** begin STORED ROWS **
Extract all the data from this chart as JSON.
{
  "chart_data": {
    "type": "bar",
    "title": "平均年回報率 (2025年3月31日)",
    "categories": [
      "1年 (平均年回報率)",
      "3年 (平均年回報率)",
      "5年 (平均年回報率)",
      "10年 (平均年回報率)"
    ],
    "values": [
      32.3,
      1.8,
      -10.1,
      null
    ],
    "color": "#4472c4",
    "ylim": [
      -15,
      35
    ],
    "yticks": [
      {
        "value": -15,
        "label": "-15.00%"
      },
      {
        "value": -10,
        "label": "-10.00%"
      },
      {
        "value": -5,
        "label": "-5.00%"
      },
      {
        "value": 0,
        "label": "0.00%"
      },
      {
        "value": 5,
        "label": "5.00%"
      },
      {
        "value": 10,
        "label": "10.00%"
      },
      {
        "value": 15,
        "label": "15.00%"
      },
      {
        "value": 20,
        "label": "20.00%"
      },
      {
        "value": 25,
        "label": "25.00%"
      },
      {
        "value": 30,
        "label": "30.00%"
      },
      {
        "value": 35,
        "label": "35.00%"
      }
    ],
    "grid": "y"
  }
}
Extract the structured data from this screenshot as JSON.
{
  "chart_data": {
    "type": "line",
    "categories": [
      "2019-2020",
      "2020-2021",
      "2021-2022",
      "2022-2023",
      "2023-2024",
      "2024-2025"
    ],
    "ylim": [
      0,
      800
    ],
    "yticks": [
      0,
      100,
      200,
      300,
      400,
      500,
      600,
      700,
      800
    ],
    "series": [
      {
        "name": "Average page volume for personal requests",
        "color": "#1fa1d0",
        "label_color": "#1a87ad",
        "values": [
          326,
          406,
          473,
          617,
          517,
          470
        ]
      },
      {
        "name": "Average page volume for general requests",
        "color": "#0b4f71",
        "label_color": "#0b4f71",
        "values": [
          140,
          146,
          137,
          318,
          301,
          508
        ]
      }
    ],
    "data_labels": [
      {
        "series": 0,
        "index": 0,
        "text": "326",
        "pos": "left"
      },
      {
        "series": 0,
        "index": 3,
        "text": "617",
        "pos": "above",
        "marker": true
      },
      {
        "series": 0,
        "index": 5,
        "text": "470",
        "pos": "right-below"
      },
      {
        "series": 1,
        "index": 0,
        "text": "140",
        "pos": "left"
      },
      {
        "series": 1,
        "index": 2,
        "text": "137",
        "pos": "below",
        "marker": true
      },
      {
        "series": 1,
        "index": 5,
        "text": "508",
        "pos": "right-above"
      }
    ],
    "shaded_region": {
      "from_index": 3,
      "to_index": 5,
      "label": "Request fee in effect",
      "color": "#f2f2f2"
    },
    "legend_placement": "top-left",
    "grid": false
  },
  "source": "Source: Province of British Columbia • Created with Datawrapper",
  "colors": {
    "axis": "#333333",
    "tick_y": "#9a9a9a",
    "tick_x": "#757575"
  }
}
** end STORED ROWS **
◆ **SET TASK**
What do the records say? Quote them all exactly.

◆ **ANSWER TO THIS TASK**
Extract all the data from this chart as JSON.
{
  "chart_data": {
    "type": "bar",
    "title": "平均年回報率 (2025年3月31日)",
    "categories": [
      "1年 (平均年回報率)",
      "3年 (平均年回報率)",
      "5年 (平均年回報率)",
      "10年 (平均年回報率)"
    ],
    "values": [
      32.3,
      1.8,
      -10.1,
      null
    ],
    "color": "#4472c4",
    "ylim": [
      -15,
      35
    ],
    "yticks": [
      {
        "value": -15,
        "label": "-15.00%"
      },
      {
        "value": -10,
        "label": "-10.00%"
      },
      {
        "value": -5,
        "label": "-5.00%"
      },
      {
        "value": 0,
        "label": "0.00%"
      },
      {
        "value": 5,
        "label": "5.00%"
      },
      {
        "value": 10,
        "label": "10.00%"
      },
      {
        "value": 15,
        "label": "15.00%"
      },
      {
        "value": 20,
        "label": "20.00%"
      },
      {
        "value": 25,
        "label": "25.00%"
      },
      {
        "value": 30,
        "label": "30.00%"
      },
      {
        "value": 35,
        "label": "35.00%"
      }
    ],
    "grid": "y"
  }
}
Extract the structured data from this screenshot as JSON.
{
  "chart_data": {
    "type": "line",
    "categories": [
      "2019-2020",
      "2020-2021",
      "2021-2022",
      "2022-2023",
      "2023-2024",
      "2024-2025"
    ],
    "ylim": [
      0,
      800
    ],
    "yticks": [
      0,
      100,
      200,
      300,
      400,
      500,
      600,
      700,
      800
    ],
    "series": [
      {
        "name": "Average page volume for personal requests",
        "color": "#1fa1d0",
        "label_color": "#1a87ad",
        "values": [
          326,
          406,
          473,
          617,
          517,
          470
        ]
      },
      {
        "name": "Average page volume for general requests",
        "color": "#0b4f71",
        "label_color": "#0b4f71",
        "values": [
          140,
          146,
          137,
          318,
          301,
          508
        ]
      }
    ],
    "data_labels": [
      {
        "series": 0,
        "index": 0,
        "text": "326",
        "pos": "left"
      },
      {
        "series": 0,
        "index": 3,
        "text": "617",
        "pos": "above",
        "marker": true
      },
      {
        "series": 0,
        "index": 5,
        "text": "470",
        "pos": "right-below"
      },
      {
        "series": 1,
        "index": 0,
        "text": "140",
        "pos": "left"
      },
      {
        "series": 1,
        "index": 2,
        "text": "137",
        "pos": "below",
        "marker": true
      },
      {
        "series": 1,
        "index": 5,
        "text": "508",
        "pos": "right-above"
      }
    ],
    "shaded_region": {
      "from_index": 3,
      "to_index": 5,
      "label": "Request fee in effect",
      "color": "#f2f2f2"
    },
    "legend_placement": "top-left",
    "grid": false
  },
  "source": "Source: Province of British Columbia • Created with Datawrapper",
  "colors": {
    "axis": "#333333",
    "tick_y": "#9a9a9a",
    "tick_x": "#757575"
  }
}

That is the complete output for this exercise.